— BEGIN Data extract —
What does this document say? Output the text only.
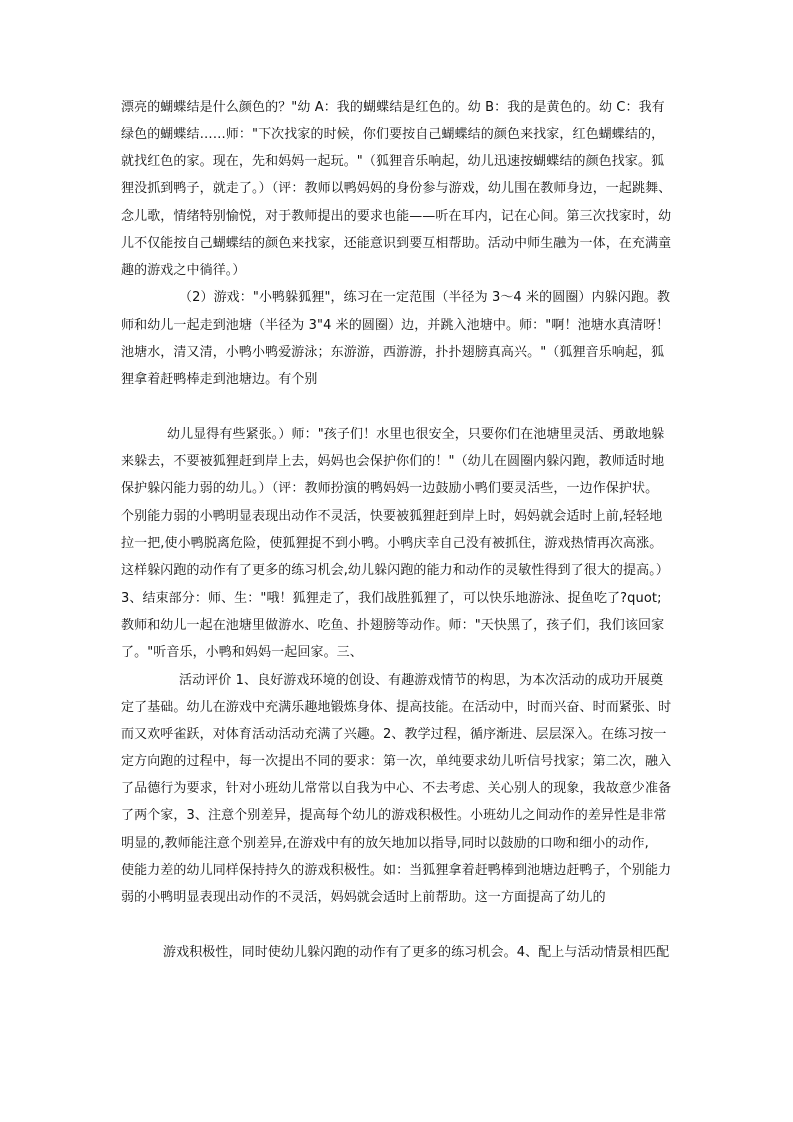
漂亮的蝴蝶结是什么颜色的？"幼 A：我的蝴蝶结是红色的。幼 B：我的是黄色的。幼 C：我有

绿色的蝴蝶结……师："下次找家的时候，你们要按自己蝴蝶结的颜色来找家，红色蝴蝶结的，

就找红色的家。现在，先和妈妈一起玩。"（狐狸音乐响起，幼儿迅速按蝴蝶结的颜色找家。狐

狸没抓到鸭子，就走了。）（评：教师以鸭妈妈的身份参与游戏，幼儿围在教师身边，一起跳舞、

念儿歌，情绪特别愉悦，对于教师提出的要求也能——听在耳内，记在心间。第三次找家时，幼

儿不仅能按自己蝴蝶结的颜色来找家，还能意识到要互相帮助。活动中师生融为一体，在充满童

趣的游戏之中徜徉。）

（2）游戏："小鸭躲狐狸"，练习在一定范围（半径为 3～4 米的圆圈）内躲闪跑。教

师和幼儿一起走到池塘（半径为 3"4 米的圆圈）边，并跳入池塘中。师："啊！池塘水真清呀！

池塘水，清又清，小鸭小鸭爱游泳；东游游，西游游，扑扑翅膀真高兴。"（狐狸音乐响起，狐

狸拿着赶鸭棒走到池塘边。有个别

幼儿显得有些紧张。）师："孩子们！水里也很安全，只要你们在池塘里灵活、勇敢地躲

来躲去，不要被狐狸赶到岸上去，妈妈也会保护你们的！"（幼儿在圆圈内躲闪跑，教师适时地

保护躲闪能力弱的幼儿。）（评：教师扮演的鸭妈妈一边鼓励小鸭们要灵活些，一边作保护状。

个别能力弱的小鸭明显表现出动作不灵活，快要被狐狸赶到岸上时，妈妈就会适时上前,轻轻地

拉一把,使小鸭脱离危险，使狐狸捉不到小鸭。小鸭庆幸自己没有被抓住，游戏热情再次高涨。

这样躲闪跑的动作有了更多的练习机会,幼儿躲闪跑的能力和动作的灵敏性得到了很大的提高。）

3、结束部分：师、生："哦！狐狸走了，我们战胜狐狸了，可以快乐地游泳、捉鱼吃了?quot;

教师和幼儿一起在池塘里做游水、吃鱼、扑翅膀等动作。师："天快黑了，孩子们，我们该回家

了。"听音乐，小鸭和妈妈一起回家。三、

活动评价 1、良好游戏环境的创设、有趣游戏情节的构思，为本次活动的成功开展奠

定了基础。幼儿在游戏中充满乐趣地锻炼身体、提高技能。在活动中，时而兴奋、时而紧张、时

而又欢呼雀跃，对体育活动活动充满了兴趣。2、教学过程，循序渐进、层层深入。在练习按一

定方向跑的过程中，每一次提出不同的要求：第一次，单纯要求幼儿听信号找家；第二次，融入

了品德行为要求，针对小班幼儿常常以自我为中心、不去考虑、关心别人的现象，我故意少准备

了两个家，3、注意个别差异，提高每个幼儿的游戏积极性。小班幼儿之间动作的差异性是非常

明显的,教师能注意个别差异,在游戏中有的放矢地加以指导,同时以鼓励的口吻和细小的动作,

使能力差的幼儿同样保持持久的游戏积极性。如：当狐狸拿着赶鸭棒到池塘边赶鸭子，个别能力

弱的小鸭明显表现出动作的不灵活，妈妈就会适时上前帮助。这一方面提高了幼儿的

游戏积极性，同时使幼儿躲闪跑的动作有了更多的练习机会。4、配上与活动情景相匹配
— END Data extract —
— BEGIN Data extract —
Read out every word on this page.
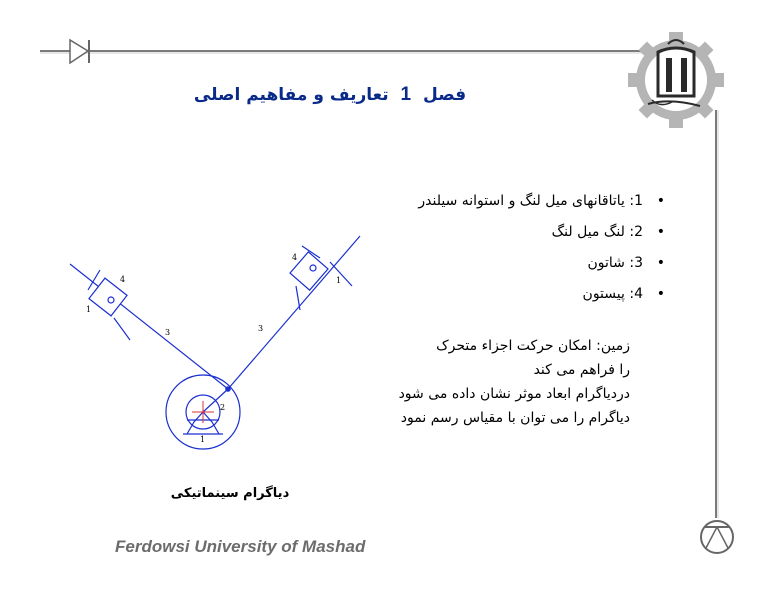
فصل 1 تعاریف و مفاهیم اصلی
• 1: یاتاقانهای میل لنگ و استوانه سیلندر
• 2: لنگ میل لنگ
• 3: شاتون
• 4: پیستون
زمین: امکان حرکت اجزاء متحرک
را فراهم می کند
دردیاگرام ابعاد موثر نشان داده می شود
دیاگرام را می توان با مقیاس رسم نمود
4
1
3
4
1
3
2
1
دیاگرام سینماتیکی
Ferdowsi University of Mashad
— END Data extract —
— BEGIN Data extract —
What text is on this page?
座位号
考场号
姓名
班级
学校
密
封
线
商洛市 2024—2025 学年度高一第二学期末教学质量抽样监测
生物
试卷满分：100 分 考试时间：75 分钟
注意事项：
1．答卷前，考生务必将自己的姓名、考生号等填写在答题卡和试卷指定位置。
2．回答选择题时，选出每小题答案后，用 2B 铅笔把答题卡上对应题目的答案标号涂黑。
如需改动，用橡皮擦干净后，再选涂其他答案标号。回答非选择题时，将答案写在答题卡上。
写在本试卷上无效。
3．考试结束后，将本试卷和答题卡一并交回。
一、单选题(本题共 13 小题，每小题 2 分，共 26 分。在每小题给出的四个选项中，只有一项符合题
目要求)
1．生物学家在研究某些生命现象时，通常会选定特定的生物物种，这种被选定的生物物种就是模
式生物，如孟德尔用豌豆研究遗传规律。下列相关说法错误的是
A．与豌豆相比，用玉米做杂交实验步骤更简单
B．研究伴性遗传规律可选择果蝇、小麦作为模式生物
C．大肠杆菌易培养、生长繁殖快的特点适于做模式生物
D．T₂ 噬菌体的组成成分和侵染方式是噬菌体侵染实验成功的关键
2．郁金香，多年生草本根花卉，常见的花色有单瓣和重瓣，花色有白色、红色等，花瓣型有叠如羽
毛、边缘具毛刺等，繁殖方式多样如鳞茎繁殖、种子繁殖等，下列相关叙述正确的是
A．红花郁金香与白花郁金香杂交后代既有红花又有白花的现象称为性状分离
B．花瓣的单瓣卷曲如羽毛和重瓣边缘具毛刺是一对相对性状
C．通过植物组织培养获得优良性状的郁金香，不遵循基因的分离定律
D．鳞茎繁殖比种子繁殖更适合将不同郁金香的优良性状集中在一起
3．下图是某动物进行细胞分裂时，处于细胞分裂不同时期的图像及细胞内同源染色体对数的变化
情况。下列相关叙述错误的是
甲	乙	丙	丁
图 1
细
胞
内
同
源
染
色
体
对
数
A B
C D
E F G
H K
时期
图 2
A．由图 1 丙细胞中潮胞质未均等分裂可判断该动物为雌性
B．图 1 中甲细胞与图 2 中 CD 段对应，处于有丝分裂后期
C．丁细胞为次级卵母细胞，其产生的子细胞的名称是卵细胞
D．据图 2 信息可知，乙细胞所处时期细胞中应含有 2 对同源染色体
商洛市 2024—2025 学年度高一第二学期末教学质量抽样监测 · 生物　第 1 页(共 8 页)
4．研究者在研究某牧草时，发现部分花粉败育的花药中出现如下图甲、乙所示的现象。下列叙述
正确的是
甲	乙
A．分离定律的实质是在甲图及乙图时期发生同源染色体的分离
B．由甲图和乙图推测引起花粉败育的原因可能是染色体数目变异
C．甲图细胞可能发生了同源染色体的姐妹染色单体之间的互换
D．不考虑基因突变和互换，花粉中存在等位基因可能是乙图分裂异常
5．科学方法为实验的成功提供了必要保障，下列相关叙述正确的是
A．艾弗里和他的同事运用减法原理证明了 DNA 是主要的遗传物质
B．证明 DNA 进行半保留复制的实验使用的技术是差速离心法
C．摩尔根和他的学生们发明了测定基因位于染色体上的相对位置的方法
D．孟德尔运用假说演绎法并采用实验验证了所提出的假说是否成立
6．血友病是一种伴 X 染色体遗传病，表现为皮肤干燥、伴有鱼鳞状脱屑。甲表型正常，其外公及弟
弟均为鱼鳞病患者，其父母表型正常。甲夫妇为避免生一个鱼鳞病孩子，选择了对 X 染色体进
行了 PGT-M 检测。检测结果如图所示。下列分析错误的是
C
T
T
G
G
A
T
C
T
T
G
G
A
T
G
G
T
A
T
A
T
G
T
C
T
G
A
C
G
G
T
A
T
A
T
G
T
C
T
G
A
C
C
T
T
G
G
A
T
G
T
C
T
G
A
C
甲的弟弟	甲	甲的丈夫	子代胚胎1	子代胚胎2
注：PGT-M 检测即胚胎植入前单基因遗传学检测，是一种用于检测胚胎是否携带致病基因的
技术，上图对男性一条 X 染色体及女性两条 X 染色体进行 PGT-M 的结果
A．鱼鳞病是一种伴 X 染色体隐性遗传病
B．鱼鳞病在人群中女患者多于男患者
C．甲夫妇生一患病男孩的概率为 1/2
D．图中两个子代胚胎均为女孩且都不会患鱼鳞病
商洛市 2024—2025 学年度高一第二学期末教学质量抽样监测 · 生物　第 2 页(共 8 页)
— END Data extract —
◆ **Your instructions**: Go through the records and pull out each line that includes the word "page".

◆ **Solution**:
Read out every word on this page.
What text is on this page?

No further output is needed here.